EXERCISE DESCRIPTION —
Pull every line with the word "true" out of the entries below.

==== AVAILABLE RECORDS ====

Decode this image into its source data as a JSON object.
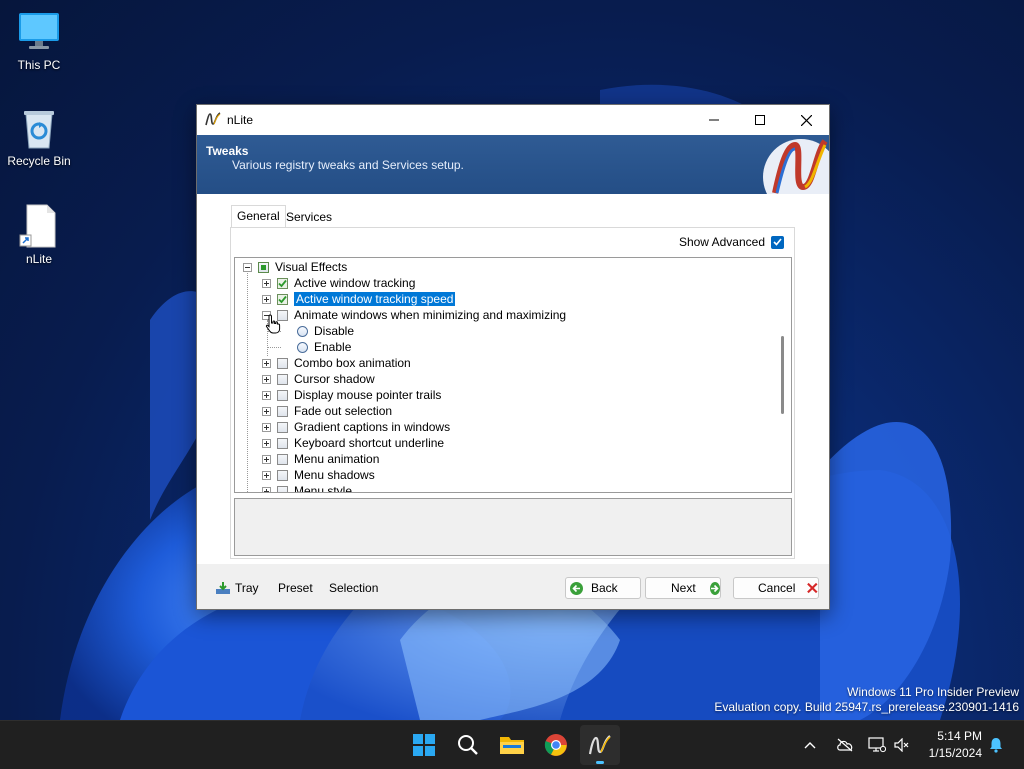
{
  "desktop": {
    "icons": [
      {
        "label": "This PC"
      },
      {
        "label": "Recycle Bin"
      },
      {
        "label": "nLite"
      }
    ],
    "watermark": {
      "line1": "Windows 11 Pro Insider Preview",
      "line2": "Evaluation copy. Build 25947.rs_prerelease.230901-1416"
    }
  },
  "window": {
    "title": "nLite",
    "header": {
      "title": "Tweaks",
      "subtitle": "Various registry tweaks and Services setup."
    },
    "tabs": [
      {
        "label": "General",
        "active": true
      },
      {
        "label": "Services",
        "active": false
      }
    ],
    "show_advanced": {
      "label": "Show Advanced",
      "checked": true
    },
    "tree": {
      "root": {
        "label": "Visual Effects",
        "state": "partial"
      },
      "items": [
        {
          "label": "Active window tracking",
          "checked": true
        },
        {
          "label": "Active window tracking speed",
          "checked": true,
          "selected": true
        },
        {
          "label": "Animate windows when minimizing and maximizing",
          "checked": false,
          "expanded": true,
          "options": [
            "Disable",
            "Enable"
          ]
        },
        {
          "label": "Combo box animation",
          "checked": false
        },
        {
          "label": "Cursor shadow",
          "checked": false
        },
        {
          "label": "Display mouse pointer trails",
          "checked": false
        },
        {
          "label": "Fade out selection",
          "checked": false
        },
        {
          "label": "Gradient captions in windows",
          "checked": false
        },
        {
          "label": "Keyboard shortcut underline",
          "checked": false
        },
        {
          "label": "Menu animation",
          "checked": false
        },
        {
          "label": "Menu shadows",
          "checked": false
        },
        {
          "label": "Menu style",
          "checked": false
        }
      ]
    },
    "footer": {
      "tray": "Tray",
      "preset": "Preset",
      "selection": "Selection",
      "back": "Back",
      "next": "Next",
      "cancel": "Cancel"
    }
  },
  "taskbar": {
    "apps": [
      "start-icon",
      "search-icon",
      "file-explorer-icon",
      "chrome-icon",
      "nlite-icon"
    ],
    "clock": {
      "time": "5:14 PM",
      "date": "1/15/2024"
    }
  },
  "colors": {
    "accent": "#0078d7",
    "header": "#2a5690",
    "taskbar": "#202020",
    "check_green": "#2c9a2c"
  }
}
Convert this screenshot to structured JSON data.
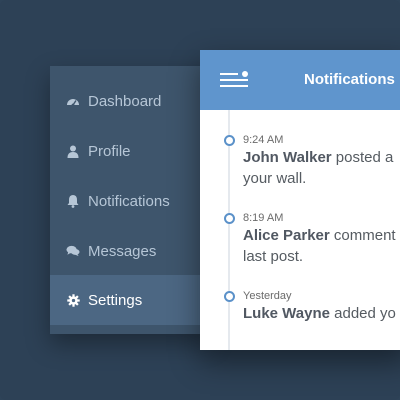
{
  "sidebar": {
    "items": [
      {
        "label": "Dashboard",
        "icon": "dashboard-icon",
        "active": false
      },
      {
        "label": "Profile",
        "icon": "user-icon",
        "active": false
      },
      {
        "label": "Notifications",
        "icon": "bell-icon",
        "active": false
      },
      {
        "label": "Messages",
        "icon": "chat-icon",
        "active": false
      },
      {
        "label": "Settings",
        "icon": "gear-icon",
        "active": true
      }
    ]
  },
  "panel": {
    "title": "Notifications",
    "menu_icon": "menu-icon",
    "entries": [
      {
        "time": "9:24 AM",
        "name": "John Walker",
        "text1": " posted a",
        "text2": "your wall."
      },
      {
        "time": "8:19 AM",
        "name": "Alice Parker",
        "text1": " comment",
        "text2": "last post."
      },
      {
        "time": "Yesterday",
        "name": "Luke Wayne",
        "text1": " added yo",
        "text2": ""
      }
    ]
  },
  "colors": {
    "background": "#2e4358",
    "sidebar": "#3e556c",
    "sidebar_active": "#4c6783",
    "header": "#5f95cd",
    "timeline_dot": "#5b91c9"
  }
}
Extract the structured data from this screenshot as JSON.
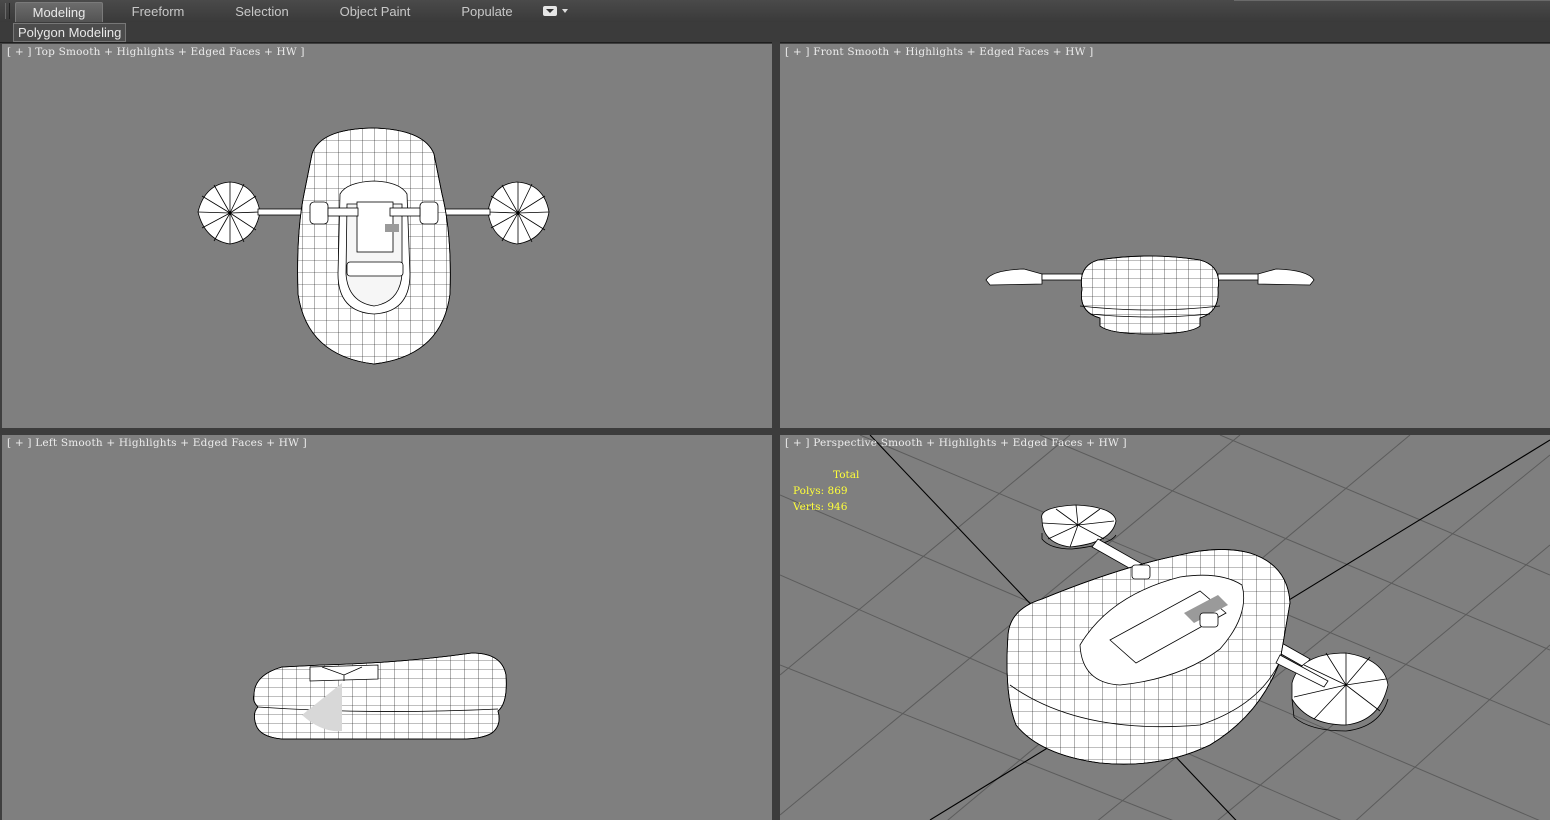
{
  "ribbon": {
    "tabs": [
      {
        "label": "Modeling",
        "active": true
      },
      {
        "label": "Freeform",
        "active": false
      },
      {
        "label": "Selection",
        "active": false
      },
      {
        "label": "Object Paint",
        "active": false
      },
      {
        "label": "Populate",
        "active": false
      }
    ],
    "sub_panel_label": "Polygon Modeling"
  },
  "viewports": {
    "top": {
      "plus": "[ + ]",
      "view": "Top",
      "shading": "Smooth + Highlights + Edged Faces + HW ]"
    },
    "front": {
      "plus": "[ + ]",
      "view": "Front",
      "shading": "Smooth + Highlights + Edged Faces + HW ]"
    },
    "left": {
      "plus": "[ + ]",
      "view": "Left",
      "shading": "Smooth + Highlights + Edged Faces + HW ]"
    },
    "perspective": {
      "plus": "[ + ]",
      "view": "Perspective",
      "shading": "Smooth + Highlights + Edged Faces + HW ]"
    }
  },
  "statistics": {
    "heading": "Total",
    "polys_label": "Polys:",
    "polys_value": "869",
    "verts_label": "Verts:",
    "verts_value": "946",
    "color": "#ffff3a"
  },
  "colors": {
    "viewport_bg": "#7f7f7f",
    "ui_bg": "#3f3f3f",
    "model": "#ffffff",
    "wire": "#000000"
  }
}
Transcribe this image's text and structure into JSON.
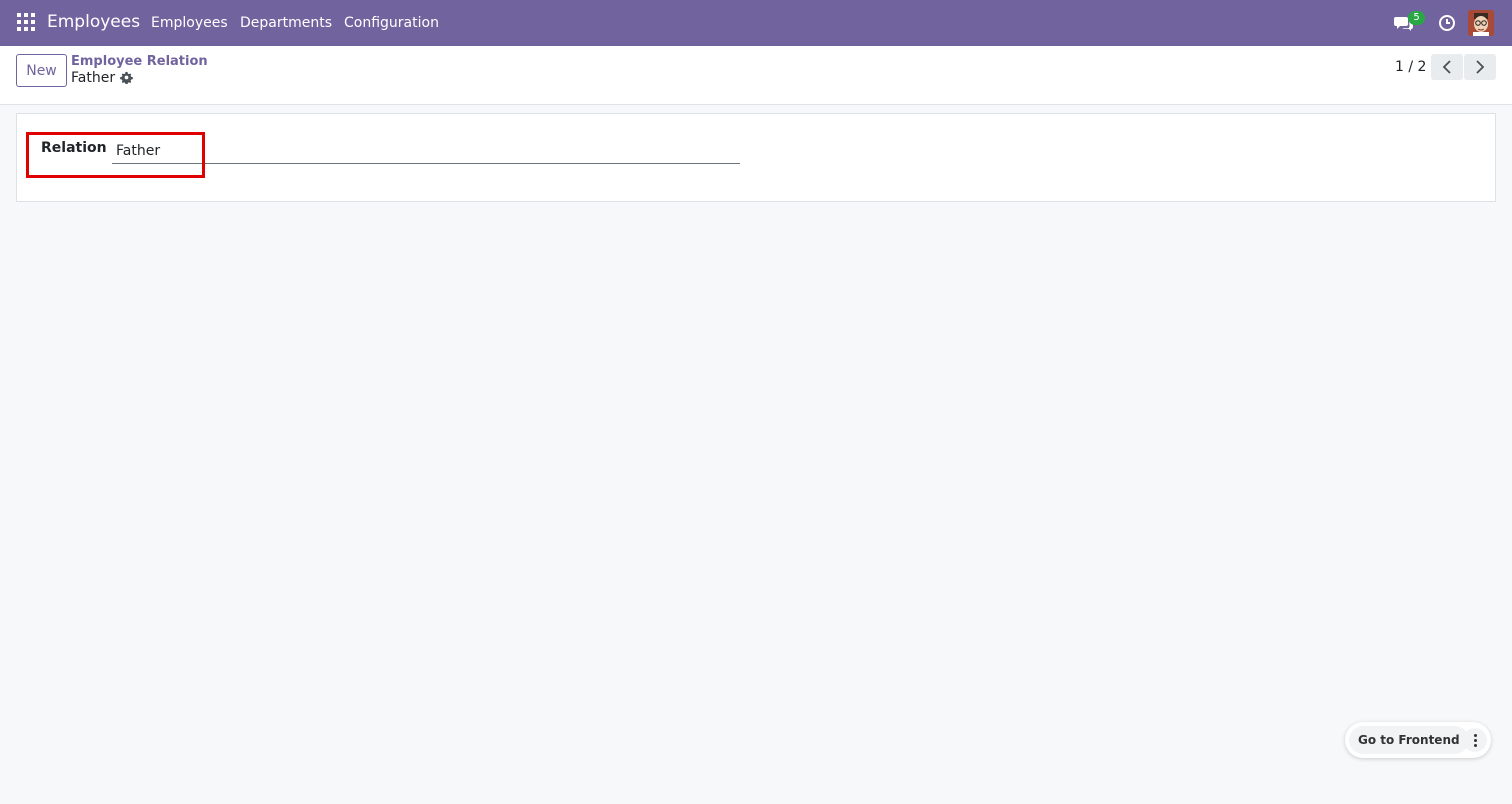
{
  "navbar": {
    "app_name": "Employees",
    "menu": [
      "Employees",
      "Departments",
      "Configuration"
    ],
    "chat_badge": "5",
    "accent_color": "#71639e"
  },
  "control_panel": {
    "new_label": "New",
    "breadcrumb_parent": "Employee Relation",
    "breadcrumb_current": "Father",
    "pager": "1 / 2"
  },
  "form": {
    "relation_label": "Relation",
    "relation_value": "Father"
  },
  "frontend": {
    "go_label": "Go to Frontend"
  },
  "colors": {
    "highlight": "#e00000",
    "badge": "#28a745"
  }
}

====

OUTPUT OF THE TASK —
        "active": true
      "checked": true
          "checked": true
          "checked": true,
          "selected": true
          "expanded": true,
        "active": true
        "active": true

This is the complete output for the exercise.